# Brief
Reproduce the listing below without changes, except that pictures are left out.

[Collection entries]
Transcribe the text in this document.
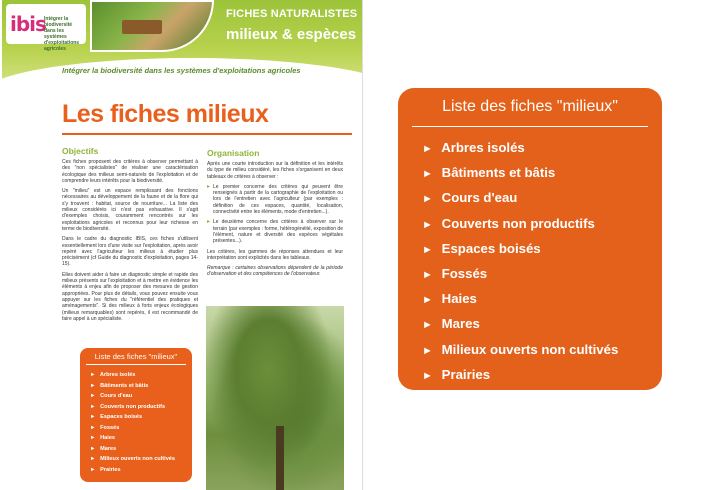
ibis
Intégrer la biodiversité dans les systèmes d'exploitations agricoles
FICHES NATURALISTES
milieux & espèces
Intégrer la biodiversité dans les systèmes d'exploitations agricoles
Les fiches milieux
Objectifs

Ces fiches proposent des critères à observer permettant à des "non spécialistes" de réaliser une caractérisation écologique des milieux semi-naturels de l'exploitation et de comprendre leurs intérêts pour la biodiversité.

Un "milieu" est un espace remplissant des fonctions nécessaires au développement de la faune et de la flore qui s'y trouvent : habitat, source de nourriture... La liste des milieux considérés ici n'est pas exhaustive. Il s'agit d'exemples choisis, couramment rencontrés sur les exploitations agricoles et reconnus pour leur richesse en terme de biodiversité.

Dans le cadre du diagnostic IBIS, ces fiches s'utilisent essentiellement lors d'une visite sur l'exploitation, après avoir repéré avec l'agriculteur les milieux à étudier plus précisément (cf Guide du diagnostic d'exploitation, pages 14-15).

Elles doivent aider à faire un diagnostic simple et rapide des milieux présents sur l'exploitation et à mettre en évidence les éléments à enjeu afin de proposer des mesures de gestion appropriées. Pour plus de détails, vous pouvez ensuite vous appuyer sur les fiches du "référentiel des pratiques et aménagements". Si des milieux à forts enjeux écologiques (milieux remarquables) sont repérés, il est recommandé de faire appel à un spécialiste.

Organisation

Après une courte introduction sur la définition et les intérêts du type de milieu considéré, les fiches s'organisent en deux tableaux de critères à observer :

▸ Le premier concerne des critères qui peuvent être renseignés à partir de la cartographie de l'exploitation ou lors de l'entretien avec l'agriculteur (par exemples : définition de ces espaces, quantité, localisation, connectivité entre les éléments, mode d'entretien...).

▸ Le deuxième concerne des critères à observer sur le terrain (par exemples : forme, hétérogénéité, exposition de l'élément, nature et diversité des espèces végétales présentes...).

Les critères, les gammes de réponses attendues et leur interprétation sont explicités dans les tableaux.

Remarque : certaines observations dépendent de la période d'observation et des compétences de l'observateur.

Liste des fiches "milieux"
► Arbres isolés
► Bâtiments et bâtis
► Cours d'eau
► Couverts non productifs
► Espaces boisés
► Fossés
► Haies
► Mares
► Milieux ouverts non cultivés
► Prairies
Liste des fiches "milieux"
► Arbres isolés
► Bâtiments et bâtis
► Cours d'eau
► Couverts non productifs
► Espaces boisés
► Fossés
► Haies
► Mares
► Milieux ouverts non cultivés
► Prairies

# Solution
Transcribe the text in this document.
ibis
Intégrer la biodiversité dans les systèmes d'exploitations agricoles
FICHES NATURALISTES
milieux & espèces
Intégrer la biodiversité dans les systèmes d'exploitations agricoles
Les fiches milieux
Objectifs

Ces fiches proposent des critères à observer permettant à des "non spécialistes" de réaliser une caractérisation écologique des milieux semi-naturels de l'exploitation et de comprendre leurs intérêts pour la biodiversité.

Un "milieu" est un espace remplissant des fonctions nécessaires au développement de la faune et de la flore qui s'y trouvent : habitat, source de nourriture... La liste des milieux considérés ici n'est pas exhaustive. Il s'agit d'exemples choisis, couramment rencontrés sur les exploitations agricoles et reconnus pour leur richesse en terme de biodiversité.

Dans le cadre du diagnostic IBIS, ces fiches s'utilisent essentiellement lors d'une visite sur l'exploitation, après avoir repéré avec l'agriculteur les milieux à étudier plus précisément (cf Guide du diagnostic d'exploitation, pages 14-15).

Elles doivent aider à faire un diagnostic simple et rapide des milieux présents sur l'exploitation et à mettre en évidence les éléments à enjeu afin de proposer des mesures de gestion appropriées. Pour plus de détails, vous pouvez ensuite vous appuyer sur les fiches du "référentiel des pratiques et aménagements". Si des milieux à forts enjeux écologiques (milieux remarquables) sont repérés, il est recommandé de faire appel à un spécialiste.

Organisation

Après une courte introduction sur la définition et les intérêts du type de milieu considéré, les fiches s'organisent en deux tableaux de critères à observer :

▸ Le premier concerne des critères qui peuvent être renseignés à partir de la cartographie de l'exploitation ou lors de l'entretien avec l'agriculteur (par exemples : définition de ces espaces, quantité, localisation, connectivité entre les éléments, mode d'entretien...).

▸ Le deuxième concerne des critères à observer sur le terrain (par exemples : forme, hétérogénéité, exposition de l'élément, nature et diversité des espèces végétales présentes...).

Les critères, les gammes de réponses attendues et leur interprétation sont explicités dans les tableaux.

Remarque : certaines observations dépendent de la période d'observation et des compétences de l'observateur.

Liste des fiches "milieux"
► Arbres isolés
► Bâtiments et bâtis
► Cours d'eau
► Couverts non productifs
► Espaces boisés
► Fossés
► Haies
► Mares
► Milieux ouverts non cultivés
► Prairies
Liste des fiches "milieux"
► Arbres isolés
► Bâtiments et bâtis
► Cours d'eau
► Couverts non productifs
► Espaces boisés
► Fossés
► Haies
► Mares
► Milieux ouverts non cultivés
► Prairies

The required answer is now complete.